Give the number of lines in the data that hold the word "лесов", and nothing else.

═══ DATA PROVIDED

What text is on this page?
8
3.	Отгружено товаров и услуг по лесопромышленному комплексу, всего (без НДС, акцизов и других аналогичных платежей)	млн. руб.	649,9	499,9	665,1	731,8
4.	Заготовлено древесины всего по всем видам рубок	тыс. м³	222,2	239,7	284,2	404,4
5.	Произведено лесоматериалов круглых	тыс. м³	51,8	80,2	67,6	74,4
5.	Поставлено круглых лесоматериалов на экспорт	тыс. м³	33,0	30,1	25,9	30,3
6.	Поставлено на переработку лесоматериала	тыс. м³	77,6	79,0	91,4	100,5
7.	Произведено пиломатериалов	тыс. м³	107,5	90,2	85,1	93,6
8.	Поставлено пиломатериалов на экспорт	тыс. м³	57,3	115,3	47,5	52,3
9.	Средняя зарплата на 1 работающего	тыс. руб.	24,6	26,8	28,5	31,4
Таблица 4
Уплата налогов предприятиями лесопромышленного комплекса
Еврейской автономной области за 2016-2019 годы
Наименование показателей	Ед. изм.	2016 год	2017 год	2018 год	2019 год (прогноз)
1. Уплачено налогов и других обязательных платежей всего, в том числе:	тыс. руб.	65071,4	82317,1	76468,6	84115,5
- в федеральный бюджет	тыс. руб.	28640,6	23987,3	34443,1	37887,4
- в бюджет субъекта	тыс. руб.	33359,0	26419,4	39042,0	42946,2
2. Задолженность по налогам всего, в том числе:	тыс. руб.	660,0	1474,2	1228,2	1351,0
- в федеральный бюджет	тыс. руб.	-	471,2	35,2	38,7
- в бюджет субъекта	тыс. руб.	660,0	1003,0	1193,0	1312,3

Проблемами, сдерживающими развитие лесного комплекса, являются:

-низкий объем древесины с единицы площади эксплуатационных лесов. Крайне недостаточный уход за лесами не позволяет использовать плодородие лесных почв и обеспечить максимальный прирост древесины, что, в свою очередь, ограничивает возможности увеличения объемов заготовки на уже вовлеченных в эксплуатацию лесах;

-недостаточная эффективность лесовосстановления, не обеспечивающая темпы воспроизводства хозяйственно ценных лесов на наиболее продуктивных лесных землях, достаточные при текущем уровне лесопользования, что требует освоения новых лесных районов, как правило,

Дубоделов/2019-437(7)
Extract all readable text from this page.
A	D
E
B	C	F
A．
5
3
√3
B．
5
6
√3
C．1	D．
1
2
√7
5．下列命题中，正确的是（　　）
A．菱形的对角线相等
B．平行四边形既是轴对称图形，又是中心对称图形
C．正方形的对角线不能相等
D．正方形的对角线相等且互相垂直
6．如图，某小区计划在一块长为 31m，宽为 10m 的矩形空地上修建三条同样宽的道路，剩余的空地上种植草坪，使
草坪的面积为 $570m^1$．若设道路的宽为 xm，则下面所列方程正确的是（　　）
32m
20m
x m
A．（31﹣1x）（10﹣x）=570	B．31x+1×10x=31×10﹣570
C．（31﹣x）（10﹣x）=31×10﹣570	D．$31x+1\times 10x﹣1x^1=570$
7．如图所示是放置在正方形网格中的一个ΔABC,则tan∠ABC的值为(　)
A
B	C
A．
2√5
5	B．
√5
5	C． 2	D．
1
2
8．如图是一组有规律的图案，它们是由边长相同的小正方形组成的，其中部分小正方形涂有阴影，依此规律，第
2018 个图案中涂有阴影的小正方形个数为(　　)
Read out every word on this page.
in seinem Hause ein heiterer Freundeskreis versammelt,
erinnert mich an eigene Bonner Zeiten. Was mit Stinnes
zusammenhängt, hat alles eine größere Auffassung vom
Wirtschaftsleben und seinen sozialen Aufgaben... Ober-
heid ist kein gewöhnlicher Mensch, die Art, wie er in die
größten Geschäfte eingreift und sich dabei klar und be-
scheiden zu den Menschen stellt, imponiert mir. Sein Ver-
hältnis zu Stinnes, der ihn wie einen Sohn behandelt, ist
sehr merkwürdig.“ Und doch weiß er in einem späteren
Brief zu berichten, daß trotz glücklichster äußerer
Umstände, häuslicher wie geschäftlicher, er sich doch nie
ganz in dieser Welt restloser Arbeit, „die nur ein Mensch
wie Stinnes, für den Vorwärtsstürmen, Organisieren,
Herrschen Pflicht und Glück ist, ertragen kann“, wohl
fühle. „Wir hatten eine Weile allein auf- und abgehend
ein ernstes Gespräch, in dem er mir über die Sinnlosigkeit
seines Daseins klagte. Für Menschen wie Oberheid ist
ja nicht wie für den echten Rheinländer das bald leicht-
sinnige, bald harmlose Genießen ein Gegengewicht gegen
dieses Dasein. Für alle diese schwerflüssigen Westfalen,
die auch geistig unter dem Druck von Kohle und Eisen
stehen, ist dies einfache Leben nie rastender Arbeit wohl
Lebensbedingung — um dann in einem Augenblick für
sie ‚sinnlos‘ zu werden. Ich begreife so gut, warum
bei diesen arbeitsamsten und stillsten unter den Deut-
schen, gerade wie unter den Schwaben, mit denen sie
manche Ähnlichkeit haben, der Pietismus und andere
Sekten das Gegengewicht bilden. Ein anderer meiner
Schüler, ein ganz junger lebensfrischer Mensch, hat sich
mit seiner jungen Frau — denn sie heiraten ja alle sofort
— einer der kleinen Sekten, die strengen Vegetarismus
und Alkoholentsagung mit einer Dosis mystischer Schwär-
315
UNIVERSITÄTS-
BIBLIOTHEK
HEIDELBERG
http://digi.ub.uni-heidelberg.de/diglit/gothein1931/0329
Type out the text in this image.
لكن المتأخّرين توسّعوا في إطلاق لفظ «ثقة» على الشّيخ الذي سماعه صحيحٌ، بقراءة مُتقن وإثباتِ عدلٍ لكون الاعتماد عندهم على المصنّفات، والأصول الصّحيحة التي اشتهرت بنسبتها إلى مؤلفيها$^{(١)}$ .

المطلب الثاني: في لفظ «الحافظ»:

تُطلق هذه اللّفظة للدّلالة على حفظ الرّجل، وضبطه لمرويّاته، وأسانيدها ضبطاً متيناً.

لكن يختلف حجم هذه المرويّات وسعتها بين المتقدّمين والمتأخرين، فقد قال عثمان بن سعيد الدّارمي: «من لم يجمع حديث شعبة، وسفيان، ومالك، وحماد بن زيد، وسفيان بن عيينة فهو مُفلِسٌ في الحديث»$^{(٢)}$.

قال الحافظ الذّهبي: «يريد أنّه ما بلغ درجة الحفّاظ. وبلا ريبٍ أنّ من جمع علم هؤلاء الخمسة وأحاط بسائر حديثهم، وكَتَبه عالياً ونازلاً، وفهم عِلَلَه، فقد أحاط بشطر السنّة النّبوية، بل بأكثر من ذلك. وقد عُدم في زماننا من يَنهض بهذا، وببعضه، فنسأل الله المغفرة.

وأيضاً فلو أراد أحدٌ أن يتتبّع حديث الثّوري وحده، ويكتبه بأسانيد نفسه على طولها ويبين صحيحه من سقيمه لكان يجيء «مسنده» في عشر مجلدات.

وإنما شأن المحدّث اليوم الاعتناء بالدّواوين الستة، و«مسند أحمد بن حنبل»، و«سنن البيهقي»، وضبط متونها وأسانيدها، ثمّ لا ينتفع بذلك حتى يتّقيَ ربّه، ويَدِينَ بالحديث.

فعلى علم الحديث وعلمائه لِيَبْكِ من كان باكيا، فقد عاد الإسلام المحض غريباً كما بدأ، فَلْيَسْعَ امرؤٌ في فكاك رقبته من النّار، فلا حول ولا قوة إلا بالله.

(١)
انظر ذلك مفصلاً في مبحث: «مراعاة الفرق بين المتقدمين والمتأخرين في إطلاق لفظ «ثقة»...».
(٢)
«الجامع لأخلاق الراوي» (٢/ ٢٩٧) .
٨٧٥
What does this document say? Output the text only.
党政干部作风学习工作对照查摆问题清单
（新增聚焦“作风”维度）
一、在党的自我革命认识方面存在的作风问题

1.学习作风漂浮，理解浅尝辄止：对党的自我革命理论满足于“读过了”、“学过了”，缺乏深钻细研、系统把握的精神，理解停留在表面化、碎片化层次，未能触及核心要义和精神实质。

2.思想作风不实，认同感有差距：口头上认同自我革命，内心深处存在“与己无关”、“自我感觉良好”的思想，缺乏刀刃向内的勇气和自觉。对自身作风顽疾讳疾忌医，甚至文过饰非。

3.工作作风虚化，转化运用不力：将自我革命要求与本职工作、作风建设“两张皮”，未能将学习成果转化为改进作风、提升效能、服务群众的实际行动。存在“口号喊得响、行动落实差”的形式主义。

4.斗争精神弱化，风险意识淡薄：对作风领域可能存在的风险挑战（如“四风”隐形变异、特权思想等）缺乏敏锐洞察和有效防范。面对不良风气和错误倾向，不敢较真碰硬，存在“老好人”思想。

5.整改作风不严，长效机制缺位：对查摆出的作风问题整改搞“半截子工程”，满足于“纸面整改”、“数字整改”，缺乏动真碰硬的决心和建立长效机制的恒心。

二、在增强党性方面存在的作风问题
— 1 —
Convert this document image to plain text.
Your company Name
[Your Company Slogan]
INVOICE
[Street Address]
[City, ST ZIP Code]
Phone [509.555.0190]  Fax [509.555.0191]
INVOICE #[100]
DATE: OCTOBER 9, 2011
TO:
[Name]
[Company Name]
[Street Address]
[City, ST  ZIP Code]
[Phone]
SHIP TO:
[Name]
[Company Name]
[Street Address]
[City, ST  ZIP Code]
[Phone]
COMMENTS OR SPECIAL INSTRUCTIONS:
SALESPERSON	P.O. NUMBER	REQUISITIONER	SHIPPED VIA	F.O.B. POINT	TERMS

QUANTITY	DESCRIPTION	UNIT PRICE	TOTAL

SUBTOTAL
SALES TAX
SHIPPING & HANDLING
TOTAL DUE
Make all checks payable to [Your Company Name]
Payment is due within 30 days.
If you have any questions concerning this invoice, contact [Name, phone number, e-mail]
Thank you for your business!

══════

**FINISHED TASK**.
2